• Job: Every record below should be printed exactly as it appears.

• Material shown:
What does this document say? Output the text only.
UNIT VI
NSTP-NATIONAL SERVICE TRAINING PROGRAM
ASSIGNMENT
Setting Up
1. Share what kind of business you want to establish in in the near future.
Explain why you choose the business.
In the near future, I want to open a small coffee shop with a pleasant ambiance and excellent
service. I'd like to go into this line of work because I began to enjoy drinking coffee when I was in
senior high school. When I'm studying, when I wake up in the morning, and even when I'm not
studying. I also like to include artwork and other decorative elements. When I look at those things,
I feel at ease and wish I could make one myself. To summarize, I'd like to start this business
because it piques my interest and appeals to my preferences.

• Task solution:
What does this document say? Output the text only.
UNIT VI
NSTP-NATIONAL SERVICE TRAINING PROGRAM
ASSIGNMENT
Setting Up
1. Share what kind of business you want to establish in in the near future.
Explain why you choose the business.
In the near future, I want to open a small coffee shop with a pleasant ambiance and excellent
service. I'd like to go into this line of work because I began to enjoy drinking coffee when I was in
senior high school. When I'm studying, when I wake up in the morning, and even when I'm not
studying. I also like to include artwork and other decorative elements. When I look at those things,
I feel at ease and wish I could make one myself. To summarize, I'd like to start this business
because it piques my interest and appeals to my preferences.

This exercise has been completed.